↓↓↓

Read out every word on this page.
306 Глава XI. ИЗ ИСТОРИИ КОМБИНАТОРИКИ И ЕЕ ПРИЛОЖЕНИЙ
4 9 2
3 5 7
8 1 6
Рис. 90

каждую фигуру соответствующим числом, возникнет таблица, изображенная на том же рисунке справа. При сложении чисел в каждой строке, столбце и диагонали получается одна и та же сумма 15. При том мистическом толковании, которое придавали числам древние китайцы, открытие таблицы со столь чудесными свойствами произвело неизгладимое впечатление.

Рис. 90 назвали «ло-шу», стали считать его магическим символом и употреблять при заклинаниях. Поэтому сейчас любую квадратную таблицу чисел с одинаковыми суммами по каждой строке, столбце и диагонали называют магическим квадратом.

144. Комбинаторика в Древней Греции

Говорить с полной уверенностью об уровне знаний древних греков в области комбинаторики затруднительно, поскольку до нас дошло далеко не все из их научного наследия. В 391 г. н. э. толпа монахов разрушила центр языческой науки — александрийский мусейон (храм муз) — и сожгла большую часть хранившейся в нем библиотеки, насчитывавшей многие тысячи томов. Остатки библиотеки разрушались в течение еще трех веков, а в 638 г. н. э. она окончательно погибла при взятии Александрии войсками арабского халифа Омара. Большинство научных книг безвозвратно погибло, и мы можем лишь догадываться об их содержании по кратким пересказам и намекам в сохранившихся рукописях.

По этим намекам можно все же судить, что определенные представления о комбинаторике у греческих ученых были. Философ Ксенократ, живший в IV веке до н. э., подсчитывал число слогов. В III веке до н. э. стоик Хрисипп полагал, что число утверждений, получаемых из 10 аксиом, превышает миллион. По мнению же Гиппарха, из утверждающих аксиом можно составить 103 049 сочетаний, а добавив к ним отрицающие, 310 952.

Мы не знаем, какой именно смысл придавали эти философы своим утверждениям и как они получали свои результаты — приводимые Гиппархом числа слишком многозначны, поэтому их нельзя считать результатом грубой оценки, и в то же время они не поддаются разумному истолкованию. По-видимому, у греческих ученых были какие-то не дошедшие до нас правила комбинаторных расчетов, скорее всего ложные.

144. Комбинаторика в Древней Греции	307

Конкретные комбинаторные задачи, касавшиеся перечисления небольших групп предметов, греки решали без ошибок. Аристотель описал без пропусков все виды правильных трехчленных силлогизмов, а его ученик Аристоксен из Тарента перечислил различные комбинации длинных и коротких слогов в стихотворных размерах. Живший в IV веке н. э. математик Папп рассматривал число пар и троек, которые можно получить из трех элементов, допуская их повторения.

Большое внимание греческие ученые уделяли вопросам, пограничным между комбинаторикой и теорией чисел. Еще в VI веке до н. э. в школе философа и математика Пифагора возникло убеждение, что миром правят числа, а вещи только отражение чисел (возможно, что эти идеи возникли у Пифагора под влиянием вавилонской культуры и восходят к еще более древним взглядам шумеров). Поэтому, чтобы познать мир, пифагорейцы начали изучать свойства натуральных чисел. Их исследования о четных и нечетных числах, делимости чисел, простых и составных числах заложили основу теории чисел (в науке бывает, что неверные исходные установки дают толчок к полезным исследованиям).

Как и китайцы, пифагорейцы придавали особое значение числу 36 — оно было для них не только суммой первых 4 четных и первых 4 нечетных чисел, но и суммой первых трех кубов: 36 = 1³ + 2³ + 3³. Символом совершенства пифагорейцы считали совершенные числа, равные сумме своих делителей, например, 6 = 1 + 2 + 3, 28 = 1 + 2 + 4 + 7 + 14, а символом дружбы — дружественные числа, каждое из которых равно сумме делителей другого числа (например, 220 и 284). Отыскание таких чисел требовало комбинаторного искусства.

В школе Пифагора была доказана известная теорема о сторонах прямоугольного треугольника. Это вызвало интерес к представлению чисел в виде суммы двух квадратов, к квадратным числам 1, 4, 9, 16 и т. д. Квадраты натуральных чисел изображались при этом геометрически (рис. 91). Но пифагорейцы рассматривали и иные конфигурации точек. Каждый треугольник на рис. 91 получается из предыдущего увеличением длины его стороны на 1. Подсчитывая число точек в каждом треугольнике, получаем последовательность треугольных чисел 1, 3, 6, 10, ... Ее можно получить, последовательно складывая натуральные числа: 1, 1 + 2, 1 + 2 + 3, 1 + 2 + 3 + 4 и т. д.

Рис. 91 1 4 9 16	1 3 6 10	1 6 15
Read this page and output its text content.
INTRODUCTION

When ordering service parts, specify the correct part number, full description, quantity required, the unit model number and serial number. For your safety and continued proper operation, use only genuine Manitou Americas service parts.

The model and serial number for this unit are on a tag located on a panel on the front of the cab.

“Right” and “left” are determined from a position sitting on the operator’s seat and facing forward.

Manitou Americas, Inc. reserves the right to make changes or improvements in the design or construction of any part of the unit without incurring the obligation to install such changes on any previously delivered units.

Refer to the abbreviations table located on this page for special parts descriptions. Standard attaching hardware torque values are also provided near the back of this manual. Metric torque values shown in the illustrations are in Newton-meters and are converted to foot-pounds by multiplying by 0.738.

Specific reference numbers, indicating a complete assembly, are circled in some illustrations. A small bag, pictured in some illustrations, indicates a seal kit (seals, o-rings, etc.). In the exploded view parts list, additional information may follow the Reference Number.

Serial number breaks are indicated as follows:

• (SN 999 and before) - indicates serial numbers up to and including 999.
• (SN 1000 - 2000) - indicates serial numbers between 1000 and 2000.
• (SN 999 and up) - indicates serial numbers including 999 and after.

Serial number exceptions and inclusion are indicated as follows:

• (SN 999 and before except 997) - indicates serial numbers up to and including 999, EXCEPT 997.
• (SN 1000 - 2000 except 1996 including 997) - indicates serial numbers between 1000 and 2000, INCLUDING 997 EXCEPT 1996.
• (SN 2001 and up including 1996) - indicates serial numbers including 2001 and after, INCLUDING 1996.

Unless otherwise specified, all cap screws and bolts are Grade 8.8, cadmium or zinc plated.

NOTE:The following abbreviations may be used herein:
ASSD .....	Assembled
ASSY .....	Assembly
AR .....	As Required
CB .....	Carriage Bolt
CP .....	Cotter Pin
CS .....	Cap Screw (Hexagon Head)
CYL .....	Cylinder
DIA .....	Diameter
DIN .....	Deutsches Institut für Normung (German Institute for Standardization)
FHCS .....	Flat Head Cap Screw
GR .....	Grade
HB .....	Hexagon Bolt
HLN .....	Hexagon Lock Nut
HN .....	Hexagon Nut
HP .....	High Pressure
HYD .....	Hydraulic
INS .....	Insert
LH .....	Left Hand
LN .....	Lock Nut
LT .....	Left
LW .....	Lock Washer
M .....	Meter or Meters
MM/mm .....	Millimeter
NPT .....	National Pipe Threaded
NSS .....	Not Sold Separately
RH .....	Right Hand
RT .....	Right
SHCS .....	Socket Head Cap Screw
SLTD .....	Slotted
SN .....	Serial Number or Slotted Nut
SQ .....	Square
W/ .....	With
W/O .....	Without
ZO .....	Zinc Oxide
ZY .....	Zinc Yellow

↑↑↑

## What needs to be done
Go through the material above and count the lines that contain "after"; answer with the number alone.

## Expected answer
2